[START Excerpted data]

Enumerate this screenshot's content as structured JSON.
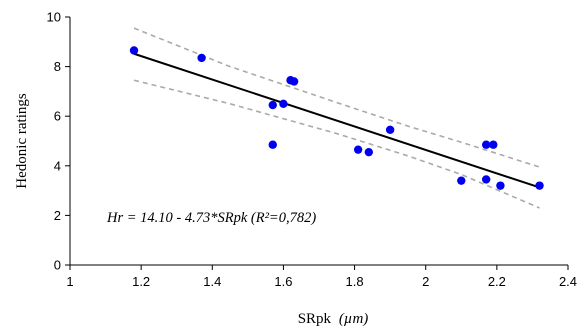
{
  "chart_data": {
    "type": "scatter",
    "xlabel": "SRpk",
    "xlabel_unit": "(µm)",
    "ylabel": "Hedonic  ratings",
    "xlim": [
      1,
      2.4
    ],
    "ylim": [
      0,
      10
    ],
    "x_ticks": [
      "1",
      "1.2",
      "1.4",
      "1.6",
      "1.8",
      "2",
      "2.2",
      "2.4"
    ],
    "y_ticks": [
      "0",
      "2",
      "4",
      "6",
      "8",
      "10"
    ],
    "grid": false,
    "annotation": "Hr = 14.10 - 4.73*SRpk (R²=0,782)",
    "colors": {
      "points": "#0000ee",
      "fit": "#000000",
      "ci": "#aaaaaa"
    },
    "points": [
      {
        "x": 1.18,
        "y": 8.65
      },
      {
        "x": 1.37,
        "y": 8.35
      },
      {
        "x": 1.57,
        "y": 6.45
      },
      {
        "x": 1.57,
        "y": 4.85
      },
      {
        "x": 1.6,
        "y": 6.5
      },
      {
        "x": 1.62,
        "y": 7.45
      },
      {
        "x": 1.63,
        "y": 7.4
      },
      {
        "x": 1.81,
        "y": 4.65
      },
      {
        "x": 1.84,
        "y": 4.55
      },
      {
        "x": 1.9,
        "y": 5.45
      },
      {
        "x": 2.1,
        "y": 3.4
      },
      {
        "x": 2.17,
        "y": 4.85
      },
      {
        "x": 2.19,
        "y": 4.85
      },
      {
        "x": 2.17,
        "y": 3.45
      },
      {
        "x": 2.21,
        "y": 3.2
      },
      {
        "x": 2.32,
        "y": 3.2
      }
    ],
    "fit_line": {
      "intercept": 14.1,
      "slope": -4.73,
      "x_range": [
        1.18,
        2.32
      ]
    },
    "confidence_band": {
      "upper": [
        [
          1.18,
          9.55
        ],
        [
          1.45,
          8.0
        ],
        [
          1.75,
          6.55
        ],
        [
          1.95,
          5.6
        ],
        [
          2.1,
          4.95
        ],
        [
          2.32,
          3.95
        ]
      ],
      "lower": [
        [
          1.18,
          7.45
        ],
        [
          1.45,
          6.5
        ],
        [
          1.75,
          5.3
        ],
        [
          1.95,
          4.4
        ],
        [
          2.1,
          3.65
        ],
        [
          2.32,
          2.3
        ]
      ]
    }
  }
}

[END Excerpted data]
[START Excerpted data]

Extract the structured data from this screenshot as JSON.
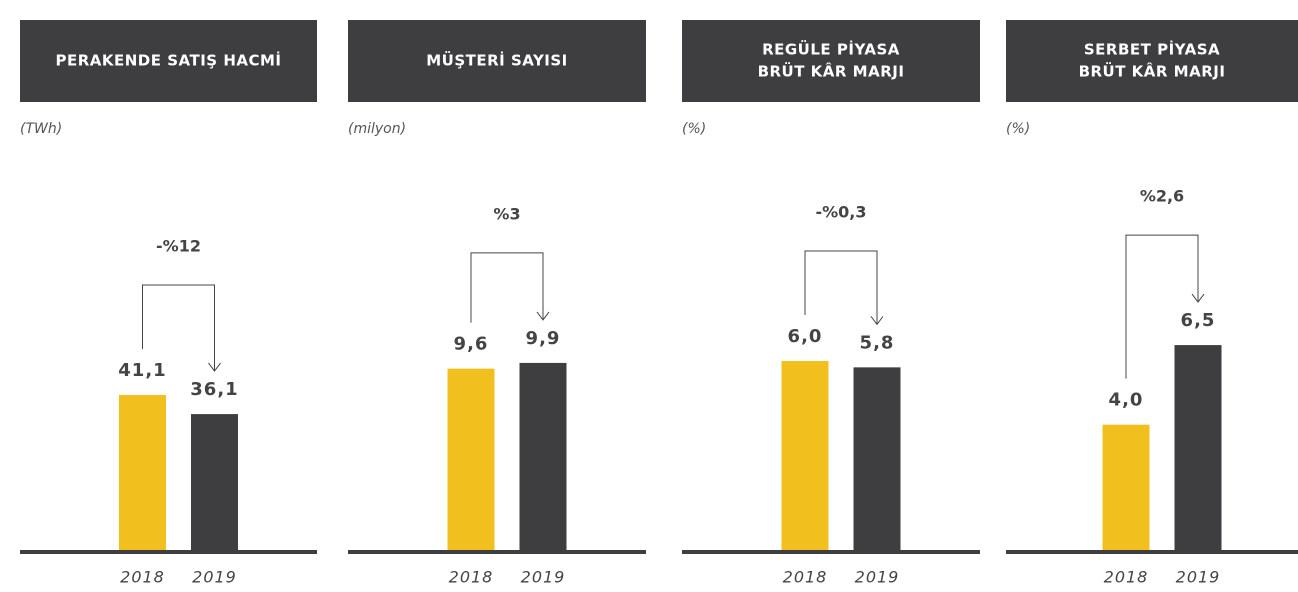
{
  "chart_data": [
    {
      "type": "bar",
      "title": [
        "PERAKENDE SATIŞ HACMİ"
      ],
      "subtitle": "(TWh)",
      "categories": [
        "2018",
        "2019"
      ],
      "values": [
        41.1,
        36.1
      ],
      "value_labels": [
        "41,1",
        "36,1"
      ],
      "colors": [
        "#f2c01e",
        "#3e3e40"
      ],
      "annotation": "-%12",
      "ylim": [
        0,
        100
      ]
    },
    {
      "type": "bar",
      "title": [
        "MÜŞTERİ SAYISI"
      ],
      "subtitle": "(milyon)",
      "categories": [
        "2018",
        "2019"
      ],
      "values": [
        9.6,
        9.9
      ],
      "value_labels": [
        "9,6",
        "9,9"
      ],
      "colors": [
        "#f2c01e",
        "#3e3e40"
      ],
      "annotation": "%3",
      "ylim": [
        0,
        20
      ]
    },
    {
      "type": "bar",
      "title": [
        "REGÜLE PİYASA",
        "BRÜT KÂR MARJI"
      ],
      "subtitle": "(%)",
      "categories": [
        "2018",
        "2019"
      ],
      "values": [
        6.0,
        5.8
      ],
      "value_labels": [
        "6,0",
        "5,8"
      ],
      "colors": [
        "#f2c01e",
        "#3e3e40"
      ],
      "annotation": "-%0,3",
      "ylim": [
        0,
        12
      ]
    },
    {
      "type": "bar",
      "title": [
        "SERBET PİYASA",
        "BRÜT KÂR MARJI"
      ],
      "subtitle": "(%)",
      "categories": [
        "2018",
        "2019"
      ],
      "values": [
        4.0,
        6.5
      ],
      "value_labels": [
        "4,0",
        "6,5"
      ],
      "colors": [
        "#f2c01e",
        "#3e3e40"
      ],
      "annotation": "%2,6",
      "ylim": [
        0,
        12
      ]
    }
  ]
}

[END Excerpted data]

* Problem requirements: For each line of the entries that includes "JSON", show that line.

* Exercise output:
Enumerate this screenshot's content as structured JSON.
Extract the structured data from this screenshot as JSON.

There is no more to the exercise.